* [Short task] Below is a listing; reproduce each line of it exactly.
--- Begin ---
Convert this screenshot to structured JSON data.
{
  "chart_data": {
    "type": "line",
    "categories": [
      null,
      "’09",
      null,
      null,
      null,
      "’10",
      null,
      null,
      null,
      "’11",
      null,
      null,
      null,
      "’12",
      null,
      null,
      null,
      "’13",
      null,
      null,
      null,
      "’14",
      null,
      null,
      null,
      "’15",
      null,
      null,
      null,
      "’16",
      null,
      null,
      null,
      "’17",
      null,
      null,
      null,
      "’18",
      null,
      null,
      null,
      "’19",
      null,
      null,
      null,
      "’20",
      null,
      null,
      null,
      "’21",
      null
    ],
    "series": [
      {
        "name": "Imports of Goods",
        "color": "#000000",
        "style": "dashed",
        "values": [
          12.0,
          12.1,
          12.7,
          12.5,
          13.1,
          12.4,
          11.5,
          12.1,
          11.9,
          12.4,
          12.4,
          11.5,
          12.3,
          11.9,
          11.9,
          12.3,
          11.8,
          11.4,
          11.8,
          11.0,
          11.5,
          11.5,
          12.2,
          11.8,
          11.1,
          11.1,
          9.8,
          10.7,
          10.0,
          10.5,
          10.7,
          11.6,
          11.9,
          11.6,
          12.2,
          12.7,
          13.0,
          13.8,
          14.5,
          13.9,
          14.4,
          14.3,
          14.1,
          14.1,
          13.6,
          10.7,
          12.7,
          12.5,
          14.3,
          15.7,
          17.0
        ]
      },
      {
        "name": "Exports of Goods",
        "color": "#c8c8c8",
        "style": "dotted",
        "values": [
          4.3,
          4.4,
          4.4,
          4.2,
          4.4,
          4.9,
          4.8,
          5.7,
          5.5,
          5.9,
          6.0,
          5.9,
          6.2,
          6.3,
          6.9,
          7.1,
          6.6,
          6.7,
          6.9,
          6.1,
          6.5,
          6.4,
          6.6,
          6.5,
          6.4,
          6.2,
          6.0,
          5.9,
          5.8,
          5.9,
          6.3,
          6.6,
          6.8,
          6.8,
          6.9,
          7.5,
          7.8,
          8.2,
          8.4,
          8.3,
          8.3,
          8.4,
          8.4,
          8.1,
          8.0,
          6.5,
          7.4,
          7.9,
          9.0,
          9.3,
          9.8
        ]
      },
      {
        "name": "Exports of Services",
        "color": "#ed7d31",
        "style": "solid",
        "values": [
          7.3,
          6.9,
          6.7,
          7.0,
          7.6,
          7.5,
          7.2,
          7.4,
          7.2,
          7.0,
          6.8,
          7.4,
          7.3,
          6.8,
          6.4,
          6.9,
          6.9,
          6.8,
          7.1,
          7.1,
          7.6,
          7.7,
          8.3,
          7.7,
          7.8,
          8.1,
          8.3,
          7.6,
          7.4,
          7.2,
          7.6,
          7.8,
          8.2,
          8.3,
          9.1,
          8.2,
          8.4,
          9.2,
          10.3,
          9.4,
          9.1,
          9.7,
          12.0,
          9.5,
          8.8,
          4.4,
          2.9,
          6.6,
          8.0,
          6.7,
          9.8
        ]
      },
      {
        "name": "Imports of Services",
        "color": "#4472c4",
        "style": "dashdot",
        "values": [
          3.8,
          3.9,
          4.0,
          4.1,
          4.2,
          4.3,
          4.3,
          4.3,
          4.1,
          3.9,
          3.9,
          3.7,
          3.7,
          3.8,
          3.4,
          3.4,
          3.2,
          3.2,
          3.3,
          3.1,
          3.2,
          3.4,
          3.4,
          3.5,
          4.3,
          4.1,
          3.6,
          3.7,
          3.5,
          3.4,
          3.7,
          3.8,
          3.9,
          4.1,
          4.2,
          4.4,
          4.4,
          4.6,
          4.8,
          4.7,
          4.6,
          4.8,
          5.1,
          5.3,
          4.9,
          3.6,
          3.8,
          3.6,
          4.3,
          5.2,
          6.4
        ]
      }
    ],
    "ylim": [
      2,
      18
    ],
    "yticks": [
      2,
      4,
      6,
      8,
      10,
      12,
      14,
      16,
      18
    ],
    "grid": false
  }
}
--- End ---
* [Written answer]
Convert this screenshot to structured JSON data.
{
  "chart_data": {
    "type": "line",
    "categories": [
      null,
      "’09",
      null,
      null,
      null,
      "’10",
      null,
      null,
      null,
      "’11",
      null,
      null,
      null,
      "’12",
      null,
      null,
      null,
      "’13",
      null,
      null,
      null,
      "’14",
      null,
      null,
      null,
      "’15",
      null,
      null,
      null,
      "’16",
      null,
      null,
      null,
      "’17",
      null,
      null,
      null,
      "’18",
      null,
      null,
      null,
      "’19",
      null,
      null,
      null,
      "’20",
      null,
      null,
      null,
      "’21",
      null
    ],
    "series": [
      {
        "name": "Imports of Goods",
        "color": "#000000",
        "style": "dashed",
        "values": [
          12.0,
          12.1,
          12.7,
          12.5,
          13.1,
          12.4,
          11.5,
          12.1,
          11.9,
          12.4,
          12.4,
          11.5,
          12.3,
          11.9,
          11.9,
          12.3,
          11.8,
          11.4,
          11.8,
          11.0,
          11.5,
          11.5,
          12.2,
          11.8,
          11.1,
          11.1,
          9.8,
          10.7,
          10.0,
          10.5,
          10.7,
          11.6,
          11.9,
          11.6,
          12.2,
          12.7,
          13.0,
          13.8,
          14.5,
          13.9,
          14.4,
          14.3,
          14.1,
          14.1,
          13.6,
          10.7,
          12.7,
          12.5,
          14.3,
          15.7,
          17.0
        ]
      },
      {
        "name": "Exports of Goods",
        "color": "#c8c8c8",
        "style": "dotted",
        "values": [
          4.3,
          4.4,
          4.4,
          4.2,
          4.4,
          4.9,
          4.8,
          5.7,
          5.5,
          5.9,
          6.0,
          5.9,
          6.2,
          6.3,
          6.9,
          7.1,
          6.6,
          6.7,
          6.9,
          6.1,
          6.5,
          6.4,
          6.6,
          6.5,
          6.4,
          6.2,
          6.0,
          5.9,
          5.8,
          5.9,
          6.3,
          6.6,
          6.8,
          6.8,
          6.9,
          7.5,
          7.8,
          8.2,
          8.4,
          8.3,
          8.3,
          8.4,
          8.4,
          8.1,
          8.0,
          6.5,
          7.4,
          7.9,
          9.0,
          9.3,
          9.8
        ]
      },
      {
        "name": "Exports of Services",
        "color": "#ed7d31",
        "style": "solid",
        "values": [
          7.3,
          6.9,
          6.7,
          7.0,
          7.6,
          7.5,
          7.2,
          7.4,
          7.2,
          7.0,
          6.8,
          7.4,
          7.3,
          6.8,
          6.4,
          6.9,
          6.9,
          6.8,
          7.1,
          7.1,
          7.6,
          7.7,
          8.3,
          7.7,
          7.8,
          8.1,
          8.3,
          7.6,
          7.4,
          7.2,
          7.6,
          7.8,
          8.2,
          8.3,
          9.1,
          8.2,
          8.4,
          9.2,
          10.3,
          9.4,
          9.1,
          9.7,
          12.0,
          9.5,
          8.8,
          4.4,
          2.9,
          6.6,
          8.0,
          6.7,
          9.8
        ]
      },
      {
        "name": "Imports of Services",
        "color": "#4472c4",
        "style": "dashdot",
        "values": [
          3.8,
          3.9,
          4.0,
          4.1,
          4.2,
          4.3,
          4.3,
          4.3,
          4.1,
          3.9,
          3.9,
          3.7,
          3.7,
          3.8,
          3.4,
          3.4,
          3.2,
          3.2,
          3.3,
          3.1,
          3.2,
          3.4,
          3.4,
          3.5,
          4.3,
          4.1,
          3.6,
          3.7,
          3.5,
          3.4,
          3.7,
          3.8,
          3.9,
          4.1,
          4.2,
          4.4,
          4.4,
          4.6,
          4.8,
          4.7,
          4.6,
          4.8,
          5.1,
          5.3,
          4.9,
          3.6,
          3.8,
          3.6,
          4.3,
          5.2,
          6.4
        ]
      }
    ],
    "ylim": [
      2,
      18
    ],
    "yticks": [
      2,
      4,
      6,
      8,
      10,
      12,
      14,
      16,
      18
    ],
    "grid": false
  }
}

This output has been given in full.